(Data listing)
-------------------------

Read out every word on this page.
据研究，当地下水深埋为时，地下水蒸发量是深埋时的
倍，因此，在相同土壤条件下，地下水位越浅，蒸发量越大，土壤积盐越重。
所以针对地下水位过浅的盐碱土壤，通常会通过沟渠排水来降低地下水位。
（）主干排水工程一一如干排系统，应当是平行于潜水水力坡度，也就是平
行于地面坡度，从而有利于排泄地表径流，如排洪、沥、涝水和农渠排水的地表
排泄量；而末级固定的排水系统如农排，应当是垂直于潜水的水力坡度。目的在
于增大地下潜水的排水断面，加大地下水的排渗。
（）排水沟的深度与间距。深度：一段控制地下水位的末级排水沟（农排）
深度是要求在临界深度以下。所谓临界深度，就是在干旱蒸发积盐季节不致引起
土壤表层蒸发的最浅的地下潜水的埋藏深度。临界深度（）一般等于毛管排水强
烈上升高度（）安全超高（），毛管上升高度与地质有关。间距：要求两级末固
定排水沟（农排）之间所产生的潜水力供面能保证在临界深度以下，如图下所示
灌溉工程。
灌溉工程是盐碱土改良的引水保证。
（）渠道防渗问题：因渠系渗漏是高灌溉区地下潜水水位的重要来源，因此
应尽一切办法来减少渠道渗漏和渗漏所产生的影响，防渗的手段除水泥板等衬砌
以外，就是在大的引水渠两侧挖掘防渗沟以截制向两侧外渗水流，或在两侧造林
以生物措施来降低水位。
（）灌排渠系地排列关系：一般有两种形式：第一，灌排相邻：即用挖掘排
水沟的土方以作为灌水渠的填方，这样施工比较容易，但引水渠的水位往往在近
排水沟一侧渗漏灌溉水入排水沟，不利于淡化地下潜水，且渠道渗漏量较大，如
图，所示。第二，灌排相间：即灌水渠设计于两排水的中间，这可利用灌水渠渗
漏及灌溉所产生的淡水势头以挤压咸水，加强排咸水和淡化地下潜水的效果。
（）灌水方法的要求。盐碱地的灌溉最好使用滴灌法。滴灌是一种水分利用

-------------------------

**Direction**. Return each line of the data exactly as written above.

**Written answer**.
Read out every word on this page.
据研究，当地下水深埋为时，地下水蒸发量是深埋时的
倍，因此，在相同土壤条件下，地下水位越浅，蒸发量越大，土壤积盐越重。
所以针对地下水位过浅的盐碱土壤，通常会通过沟渠排水来降低地下水位。
（）主干排水工程一一如干排系统，应当是平行于潜水水力坡度，也就是平
行于地面坡度，从而有利于排泄地表径流，如排洪、沥、涝水和农渠排水的地表
排泄量；而末级固定的排水系统如农排，应当是垂直于潜水的水力坡度。目的在
于增大地下潜水的排水断面，加大地下水的排渗。
（）排水沟的深度与间距。深度：一段控制地下水位的末级排水沟（农排）
深度是要求在临界深度以下。所谓临界深度，就是在干旱蒸发积盐季节不致引起
土壤表层蒸发的最浅的地下潜水的埋藏深度。临界深度（）一般等于毛管排水强
烈上升高度（）安全超高（），毛管上升高度与地质有关。间距：要求两级末固
定排水沟（农排）之间所产生的潜水力供面能保证在临界深度以下，如图下所示
灌溉工程。
灌溉工程是盐碱土改良的引水保证。
（）渠道防渗问题：因渠系渗漏是高灌溉区地下潜水水位的重要来源，因此
应尽一切办法来减少渠道渗漏和渗漏所产生的影响，防渗的手段除水泥板等衬砌
以外，就是在大的引水渠两侧挖掘防渗沟以截制向两侧外渗水流，或在两侧造林
以生物措施来降低水位。
（）灌排渠系地排列关系：一般有两种形式：第一，灌排相邻：即用挖掘排
水沟的土方以作为灌水渠的填方，这样施工比较容易，但引水渠的水位往往在近
排水沟一侧渗漏灌溉水入排水沟，不利于淡化地下潜水，且渠道渗漏量较大，如
图，所示。第二，灌排相间：即灌水渠设计于两排水的中间，这可利用灌水渠渗
漏及灌溉所产生的淡水势头以挤压咸水，加强排咸水和淡化地下潜水的效果。
（）灌水方法的要求。盐碱地的灌溉最好使用滴灌法。滴灌是一种水分利用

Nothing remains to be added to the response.